Stated problem:
Your task is to restate the data word for word.

Material provided:
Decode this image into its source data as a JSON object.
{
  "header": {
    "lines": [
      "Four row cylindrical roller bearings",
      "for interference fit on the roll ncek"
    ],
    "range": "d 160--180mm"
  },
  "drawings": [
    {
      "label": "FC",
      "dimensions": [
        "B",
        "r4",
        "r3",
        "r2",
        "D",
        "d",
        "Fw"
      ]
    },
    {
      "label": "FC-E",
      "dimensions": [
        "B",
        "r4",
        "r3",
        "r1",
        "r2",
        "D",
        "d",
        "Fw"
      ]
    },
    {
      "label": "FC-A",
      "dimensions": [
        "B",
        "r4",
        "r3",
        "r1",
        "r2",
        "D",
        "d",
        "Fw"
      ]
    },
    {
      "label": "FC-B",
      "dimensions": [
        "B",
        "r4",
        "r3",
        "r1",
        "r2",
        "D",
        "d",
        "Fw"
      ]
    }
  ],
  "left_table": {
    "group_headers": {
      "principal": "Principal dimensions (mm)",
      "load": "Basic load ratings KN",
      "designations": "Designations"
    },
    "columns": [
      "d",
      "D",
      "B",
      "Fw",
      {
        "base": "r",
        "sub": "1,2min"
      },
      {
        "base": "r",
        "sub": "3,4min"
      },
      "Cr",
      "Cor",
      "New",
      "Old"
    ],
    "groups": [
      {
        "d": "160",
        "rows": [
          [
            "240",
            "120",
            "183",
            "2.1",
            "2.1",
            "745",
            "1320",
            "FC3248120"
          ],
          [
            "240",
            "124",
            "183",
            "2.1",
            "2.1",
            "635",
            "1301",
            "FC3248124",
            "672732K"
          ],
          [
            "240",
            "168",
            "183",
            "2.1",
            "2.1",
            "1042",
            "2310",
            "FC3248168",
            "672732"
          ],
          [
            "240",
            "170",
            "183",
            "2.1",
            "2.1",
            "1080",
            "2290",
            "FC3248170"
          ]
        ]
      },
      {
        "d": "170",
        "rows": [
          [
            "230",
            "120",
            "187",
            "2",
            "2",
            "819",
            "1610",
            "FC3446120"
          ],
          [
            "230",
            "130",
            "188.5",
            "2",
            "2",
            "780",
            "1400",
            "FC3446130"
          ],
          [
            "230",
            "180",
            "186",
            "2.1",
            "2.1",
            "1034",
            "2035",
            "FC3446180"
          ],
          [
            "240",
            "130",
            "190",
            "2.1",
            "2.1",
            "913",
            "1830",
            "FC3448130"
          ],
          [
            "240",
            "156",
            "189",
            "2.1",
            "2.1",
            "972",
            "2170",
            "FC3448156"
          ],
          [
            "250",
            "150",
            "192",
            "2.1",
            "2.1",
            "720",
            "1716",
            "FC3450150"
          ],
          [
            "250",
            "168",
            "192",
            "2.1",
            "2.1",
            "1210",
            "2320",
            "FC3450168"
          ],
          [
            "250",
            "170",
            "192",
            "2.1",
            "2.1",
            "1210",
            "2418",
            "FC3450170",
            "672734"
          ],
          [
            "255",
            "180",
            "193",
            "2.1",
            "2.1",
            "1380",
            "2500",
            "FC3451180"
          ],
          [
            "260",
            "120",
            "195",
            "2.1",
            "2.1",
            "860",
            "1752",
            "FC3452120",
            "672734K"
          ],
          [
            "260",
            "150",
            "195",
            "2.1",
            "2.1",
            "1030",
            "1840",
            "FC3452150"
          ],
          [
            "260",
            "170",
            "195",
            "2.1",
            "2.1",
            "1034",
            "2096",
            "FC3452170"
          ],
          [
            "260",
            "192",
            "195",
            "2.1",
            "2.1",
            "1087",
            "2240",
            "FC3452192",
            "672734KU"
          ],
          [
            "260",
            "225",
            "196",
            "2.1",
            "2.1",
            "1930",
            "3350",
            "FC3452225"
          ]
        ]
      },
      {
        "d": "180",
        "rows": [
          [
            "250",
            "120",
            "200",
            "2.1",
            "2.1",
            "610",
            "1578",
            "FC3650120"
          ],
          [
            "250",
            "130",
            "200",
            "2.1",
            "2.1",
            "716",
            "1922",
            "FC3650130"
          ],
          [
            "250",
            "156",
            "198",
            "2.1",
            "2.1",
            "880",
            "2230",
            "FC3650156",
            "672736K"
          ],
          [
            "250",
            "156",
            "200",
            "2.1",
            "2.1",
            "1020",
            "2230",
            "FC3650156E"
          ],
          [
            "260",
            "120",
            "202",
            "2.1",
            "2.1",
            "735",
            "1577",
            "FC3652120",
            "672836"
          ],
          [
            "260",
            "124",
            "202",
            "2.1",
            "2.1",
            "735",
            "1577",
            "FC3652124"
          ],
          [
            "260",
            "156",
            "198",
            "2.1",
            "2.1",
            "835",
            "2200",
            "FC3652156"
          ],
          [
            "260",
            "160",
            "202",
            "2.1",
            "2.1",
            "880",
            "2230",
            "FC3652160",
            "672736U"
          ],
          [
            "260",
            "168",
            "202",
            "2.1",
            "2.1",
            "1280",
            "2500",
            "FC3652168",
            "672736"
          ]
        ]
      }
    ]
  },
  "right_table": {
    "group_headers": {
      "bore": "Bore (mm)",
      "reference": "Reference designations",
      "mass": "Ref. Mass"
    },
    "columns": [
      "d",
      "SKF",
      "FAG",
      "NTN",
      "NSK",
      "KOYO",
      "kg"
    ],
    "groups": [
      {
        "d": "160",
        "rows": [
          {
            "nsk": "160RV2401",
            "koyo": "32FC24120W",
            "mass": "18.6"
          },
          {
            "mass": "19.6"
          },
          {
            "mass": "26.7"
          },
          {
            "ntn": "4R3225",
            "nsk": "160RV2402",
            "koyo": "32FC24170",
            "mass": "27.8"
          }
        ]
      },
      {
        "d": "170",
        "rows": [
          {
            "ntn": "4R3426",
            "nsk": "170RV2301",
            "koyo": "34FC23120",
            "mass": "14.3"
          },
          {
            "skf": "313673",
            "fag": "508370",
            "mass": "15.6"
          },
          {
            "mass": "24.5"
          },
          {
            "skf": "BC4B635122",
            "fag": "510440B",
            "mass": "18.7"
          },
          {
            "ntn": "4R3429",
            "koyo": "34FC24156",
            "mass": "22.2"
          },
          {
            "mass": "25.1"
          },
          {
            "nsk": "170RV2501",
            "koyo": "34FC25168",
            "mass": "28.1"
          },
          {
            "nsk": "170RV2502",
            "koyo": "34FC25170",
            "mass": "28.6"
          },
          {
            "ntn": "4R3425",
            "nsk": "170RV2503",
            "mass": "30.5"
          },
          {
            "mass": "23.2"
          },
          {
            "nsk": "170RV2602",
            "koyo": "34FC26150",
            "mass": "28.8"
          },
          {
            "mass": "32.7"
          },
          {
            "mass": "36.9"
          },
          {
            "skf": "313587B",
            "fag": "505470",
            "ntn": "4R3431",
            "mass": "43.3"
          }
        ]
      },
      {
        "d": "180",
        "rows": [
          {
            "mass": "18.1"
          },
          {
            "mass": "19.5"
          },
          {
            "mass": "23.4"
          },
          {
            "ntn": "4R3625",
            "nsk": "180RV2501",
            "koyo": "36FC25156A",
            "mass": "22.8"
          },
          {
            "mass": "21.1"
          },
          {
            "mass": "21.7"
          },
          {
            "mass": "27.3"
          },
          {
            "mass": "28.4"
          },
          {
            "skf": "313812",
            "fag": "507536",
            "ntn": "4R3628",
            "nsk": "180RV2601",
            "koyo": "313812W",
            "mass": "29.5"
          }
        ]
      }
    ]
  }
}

Completed task:
Decode this image into its source data as a JSON object.
{
  "header": {
    "lines": [
      "Four row cylindrical roller bearings",
      "for interference fit on the roll ncek"
    ],
    "range": "d 160--180mm"
  },
  "drawings": [
    {
      "label": "FC",
      "dimensions": [
        "B",
        "r4",
        "r3",
        "r2",
        "D",
        "d",
        "Fw"
      ]
    },
    {
      "label": "FC-E",
      "dimensions": [
        "B",
        "r4",
        "r3",
        "r1",
        "r2",
        "D",
        "d",
        "Fw"
      ]
    },
    {
      "label": "FC-A",
      "dimensions": [
        "B",
        "r4",
        "r3",
        "r1",
        "r2",
        "D",
        "d",
        "Fw"
      ]
    },
    {
      "label": "FC-B",
      "dimensions": [
        "B",
        "r4",
        "r3",
        "r1",
        "r2",
        "D",
        "d",
        "Fw"
      ]
    }
  ],
  "left_table": {
    "group_headers": {
      "principal": "Principal dimensions (mm)",
      "load": "Basic load ratings KN",
      "designations": "Designations"
    },
    "columns": [
      "d",
      "D",
      "B",
      "Fw",
      {
        "base": "r",
        "sub": "1,2min"
      },
      {
        "base": "r",
        "sub": "3,4min"
      },
      "Cr",
      "Cor",
      "New",
      "Old"
    ],
    "groups": [
      {
        "d": "160",
        "rows": [
          [
            "240",
            "120",
            "183",
            "2.1",
            "2.1",
            "745",
            "1320",
            "FC3248120"
          ],
          [
            "240",
            "124",
            "183",
            "2.1",
            "2.1",
            "635",
            "1301",
            "FC3248124",
            "672732K"
          ],
          [
            "240",
            "168",
            "183",
            "2.1",
            "2.1",
            "1042",
            "2310",
            "FC3248168",
            "672732"
          ],
          [
            "240",
            "170",
            "183",
            "2.1",
            "2.1",
            "1080",
            "2290",
            "FC3248170"
          ]
        ]
      },
      {
        "d": "170",
        "rows": [
          [
            "230",
            "120",
            "187",
            "2",
            "2",
            "819",
            "1610",
            "FC3446120"
          ],
          [
            "230",
            "130",
            "188.5",
            "2",
            "2",
            "780",
            "1400",
            "FC3446130"
          ],
          [
            "230",
            "180",
            "186",
            "2.1",
            "2.1",
            "1034",
            "2035",
            "FC3446180"
          ],
          [
            "240",
            "130",
            "190",
            "2.1",
            "2.1",
            "913",
            "1830",
            "FC3448130"
          ],
          [
            "240",
            "156",
            "189",
            "2.1",
            "2.1",
            "972",
            "2170",
            "FC3448156"
          ],
          [
            "250",
            "150",
            "192",
            "2.1",
            "2.1",
            "720",
            "1716",
            "FC3450150"
          ],
          [
            "250",
            "168",
            "192",
            "2.1",
            "2.1",
            "1210",
            "2320",
            "FC3450168"
          ],
          [
            "250",
            "170",
            "192",
            "2.1",
            "2.1",
            "1210",
            "2418",
            "FC3450170",
            "672734"
          ],
          [
            "255",
            "180",
            "193",
            "2.1",
            "2.1",
            "1380",
            "2500",
            "FC3451180"
          ],
          [
            "260",
            "120",
            "195",
            "2.1",
            "2.1",
            "860",
            "1752",
            "FC3452120",
            "672734K"
          ],
          [
            "260",
            "150",
            "195",
            "2.1",
            "2.1",
            "1030",
            "1840",
            "FC3452150"
          ],
          [
            "260",
            "170",
            "195",
            "2.1",
            "2.1",
            "1034",
            "2096",
            "FC3452170"
          ],
          [
            "260",
            "192",
            "195",
            "2.1",
            "2.1",
            "1087",
            "2240",
            "FC3452192",
            "672734KU"
          ],
          [
            "260",
            "225",
            "196",
            "2.1",
            "2.1",
            "1930",
            "3350",
            "FC3452225"
          ]
        ]
      },
      {
        "d": "180",
        "rows": [
          [
            "250",
            "120",
            "200",
            "2.1",
            "2.1",
            "610",
            "1578",
            "FC3650120"
          ],
          [
            "250",
            "130",
            "200",
            "2.1",
            "2.1",
            "716",
            "1922",
            "FC3650130"
          ],
          [
            "250",
            "156",
            "198",
            "2.1",
            "2.1",
            "880",
            "2230",
            "FC3650156",
            "672736K"
          ],
          [
            "250",
            "156",
            "200",
            "2.1",
            "2.1",
            "1020",
            "2230",
            "FC3650156E"
          ],
          [
            "260",
            "120",
            "202",
            "2.1",
            "2.1",
            "735",
            "1577",
            "FC3652120",
            "672836"
          ],
          [
            "260",
            "124",
            "202",
            "2.1",
            "2.1",
            "735",
            "1577",
            "FC3652124"
          ],
          [
            "260",
            "156",
            "198",
            "2.1",
            "2.1",
            "835",
            "2200",
            "FC3652156"
          ],
          [
            "260",
            "160",
            "202",
            "2.1",
            "2.1",
            "880",
            "2230",
            "FC3652160",
            "672736U"
          ],
          [
            "260",
            "168",
            "202",
            "2.1",
            "2.1",
            "1280",
            "2500",
            "FC3652168",
            "672736"
          ]
        ]
      }
    ]
  },
  "right_table": {
    "group_headers": {
      "bore": "Bore (mm)",
      "reference": "Reference designations",
      "mass": "Ref. Mass"
    },
    "columns": [
      "d",
      "SKF",
      "FAG",
      "NTN",
      "NSK",
      "KOYO",
      "kg"
    ],
    "groups": [
      {
        "d": "160",
        "rows": [
          {
            "nsk": "160RV2401",
            "koyo": "32FC24120W",
            "mass": "18.6"
          },
          {
            "mass": "19.6"
          },
          {
            "mass": "26.7"
          },
          {
            "ntn": "4R3225",
            "nsk": "160RV2402",
            "koyo": "32FC24170",
            "mass": "27.8"
          }
        ]
      },
      {
        "d": "170",
        "rows": [
          {
            "ntn": "4R3426",
            "nsk": "170RV2301",
            "koyo": "34FC23120",
            "mass": "14.3"
          },
          {
            "skf": "313673",
            "fag": "508370",
            "mass": "15.6"
          },
          {
            "mass": "24.5"
          },
          {
            "skf": "BC4B635122",
            "fag": "510440B",
            "mass": "18.7"
          },
          {
            "ntn": "4R3429",
            "koyo": "34FC24156",
            "mass": "22.2"
          },
          {
            "mass": "25.1"
          },
          {
            "nsk": "170RV2501",
            "koyo": "34FC25168",
            "mass": "28.1"
          },
          {
            "nsk": "170RV2502",
            "koyo": "34FC25170",
            "mass": "28.6"
          },
          {
            "ntn": "4R3425",
            "nsk": "170RV2503",
            "mass": "30.5"
          },
          {
            "mass": "23.2"
          },
          {
            "nsk": "170RV2602",
            "koyo": "34FC26150",
            "mass": "28.8"
          },
          {
            "mass": "32.7"
          },
          {
            "mass": "36.9"
          },
          {
            "skf": "313587B",
            "fag": "505470",
            "ntn": "4R3431",
            "mass": "43.3"
          }
        ]
      },
      {
        "d": "180",
        "rows": [
          {
            "mass": "18.1"
          },
          {
            "mass": "19.5"
          },
          {
            "mass": "23.4"
          },
          {
            "ntn": "4R3625",
            "nsk": "180RV2501",
            "koyo": "36FC25156A",
            "mass": "22.8"
          },
          {
            "mass": "21.1"
          },
          {
            "mass": "21.7"
          },
          {
            "mass": "27.3"
          },
          {
            "mass": "28.4"
          },
          {
            "skf": "313812",
            "fag": "507536",
            "ntn": "4R3628",
            "nsk": "180RV2601",
            "koyo": "313812W",
            "mass": "29.5"
          }
        ]
      }
    ]
  }
}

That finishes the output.